··· SOURCE DATA ···
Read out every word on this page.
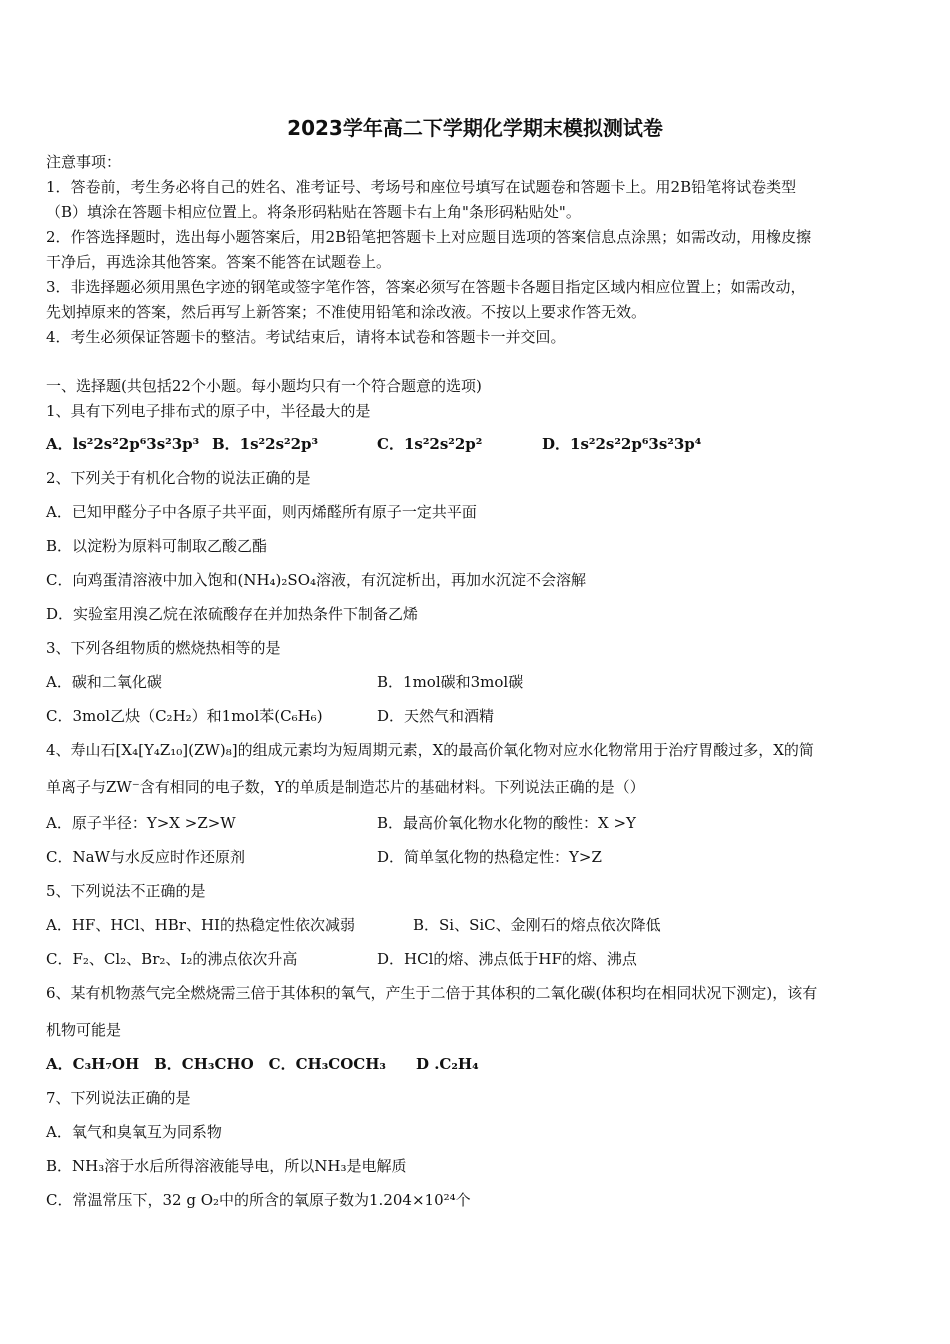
2023学年高二下学期化学期末模拟测试卷
注意事项：
1．答卷前，考生务必将自己的姓名、准考证号、考场号和座位号填写在试题卷和答题卡上。用2B铅笔将试卷类型
（B）填涂在答题卡相应位置上。将条形码粘贴在答题卡右上角"条形码粘贴处"。
2．作答选择题时，选出每小题答案后，用2B铅笔把答题卡上对应题目选项的答案信息点涂黑；如需改动，用橡皮擦
干净后，再选涂其他答案。答案不能答在试题卷上。
3．非选择题必须用黑色字迹的钢笔或签字笔作答，答案必须写在答题卡各题目指定区域内相应位置上；如需改动，
先划掉原来的答案，然后再写上新答案；不准使用铅笔和涂改液。不按以上要求作答无效。
4．考生必须保证答题卡的整洁。考试结束后，请将本试卷和答题卡一并交回。
一、选择题(共包括22个小题。每小题均只有一个符合题意的选项)
1、具有下列电子排布式的原子中，半径最大的是
A．ls²2s²2p⁶3s²3p³ B．1s²2s²2p³	C．1s²2s²2p²	D．1s²2s²2p⁶3s²3p⁴
2、下列关于有机化合物的说法正确的是
A．已知甲醛分子中各原子共平面，则丙烯醛所有原子一定共平面
B．以淀粉为原料可制取乙酸乙酯
C．向鸡蛋清溶液中加入饱和(NH₄)₂SO₄溶液，有沉淀析出，再加水沉淀不会溶解
D．实验室用溴乙烷在浓硫酸存在并加热条件下制备乙烯
3、下列各组物质的燃烧热相等的是
A．碳和二氧化碳	B．1mol碳和3mol碳
C．3mol乙炔（C₂H₂）和1mol苯(C₆H₆)	D．天然气和酒精
4、寿山石[X₄[Y₄Z₁₀](ZW)₈]的组成元素均为短周期元素，X的最高价氧化物对应水化物常用于治疗胃酸过多，X的简
单离子与ZW⁻含有相同的电子数，Y的单质是制造芯片的基础材料。下列说法正确的是（）
A．原子半径：Y>X >Z>W	B．最高价氧化物水化物的酸性：X >Y
C．NaW与水反应时作还原剂	D．简单氢化物的热稳定性：Y>Z
5、下列说法不正确的是
A．HF、HCl、HBr、HI的热稳定性依次减弱	B．Si、SiC、金刚石的熔点依次降低
C．F₂、Cl₂、Br₂、I₂的沸点依次升高	D．HCl的熔、沸点低于HF的熔、沸点
6、某有机物蒸气完全燃烧需三倍于其体积的氧气，产生于二倍于其体积的二氧化碳(体积均在相同状况下测定)，该有
机物可能是
A．C₃H₇OH　B．CH₃CHO　C．CH₃COCH₃　　D .C₂H₄
7、下列说法正确的是
A．氧气和臭氧互为同系物
B．NH₃溶于水后所得溶液能导电，所以NH₃是电解质
C．常温常压下，32 g O₂中的所含的氧原子数为1.204×10²⁴个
···
### EXERCISE DESCRIPTION
Repeat the data exactly, without the pictures.

### REPLY TO THE EXERCISE
Read out every word on this page.
2023学年高二下学期化学期末模拟测试卷
注意事项：
1．答卷前，考生务必将自己的姓名、准考证号、考场号和座位号填写在试题卷和答题卡上。用2B铅笔将试卷类型
（B）填涂在答题卡相应位置上。将条形码粘贴在答题卡右上角"条形码粘贴处"。
2．作答选择题时，选出每小题答案后，用2B铅笔把答题卡上对应题目选项的答案信息点涂黑；如需改动，用橡皮擦
干净后，再选涂其他答案。答案不能答在试题卷上。
3．非选择题必须用黑色字迹的钢笔或签字笔作答，答案必须写在答题卡各题目指定区域内相应位置上；如需改动，
先划掉原来的答案，然后再写上新答案；不准使用铅笔和涂改液。不按以上要求作答无效。
4．考生必须保证答题卡的整洁。考试结束后，请将本试卷和答题卡一并交回。
一、选择题(共包括22个小题。每小题均只有一个符合题意的选项)
1、具有下列电子排布式的原子中，半径最大的是
A．ls²2s²2p⁶3s²3p³ B．1s²2s²2p³	C．1s²2s²2p²	D．1s²2s²2p⁶3s²3p⁴
2、下列关于有机化合物的说法正确的是
A．已知甲醛分子中各原子共平面，则丙烯醛所有原子一定共平面
B．以淀粉为原料可制取乙酸乙酯
C．向鸡蛋清溶液中加入饱和(NH₄)₂SO₄溶液，有沉淀析出，再加水沉淀不会溶解
D．实验室用溴乙烷在浓硫酸存在并加热条件下制备乙烯
3、下列各组物质的燃烧热相等的是
A．碳和二氧化碳	B．1mol碳和3mol碳
C．3mol乙炔（C₂H₂）和1mol苯(C₆H₆)	D．天然气和酒精
4、寿山石[X₄[Y₄Z₁₀](ZW)₈]的组成元素均为短周期元素，X的最高价氧化物对应水化物常用于治疗胃酸过多，X的简
单离子与ZW⁻含有相同的电子数，Y的单质是制造芯片的基础材料。下列说法正确的是（）
A．原子半径：Y>X >Z>W	B．最高价氧化物水化物的酸性：X >Y
C．NaW与水反应时作还原剂	D．简单氢化物的热稳定性：Y>Z
5、下列说法不正确的是
A．HF、HCl、HBr、HI的热稳定性依次减弱	B．Si、SiC、金刚石的熔点依次降低
C．F₂、Cl₂、Br₂、I₂的沸点依次升高	D．HCl的熔、沸点低于HF的熔、沸点
6、某有机物蒸气完全燃烧需三倍于其体积的氧气，产生于二倍于其体积的二氧化碳(体积均在相同状况下测定)，该有
机物可能是
A．C₃H₇OH　B．CH₃CHO　C．CH₃COCH₃　　D .C₂H₄
7、下列说法正确的是
A．氧气和臭氧互为同系物
B．NH₃溶于水后所得溶液能导电，所以NH₃是电解质
C．常温常压下，32 g O₂中的所含的氧原子数为1.204×10²⁴个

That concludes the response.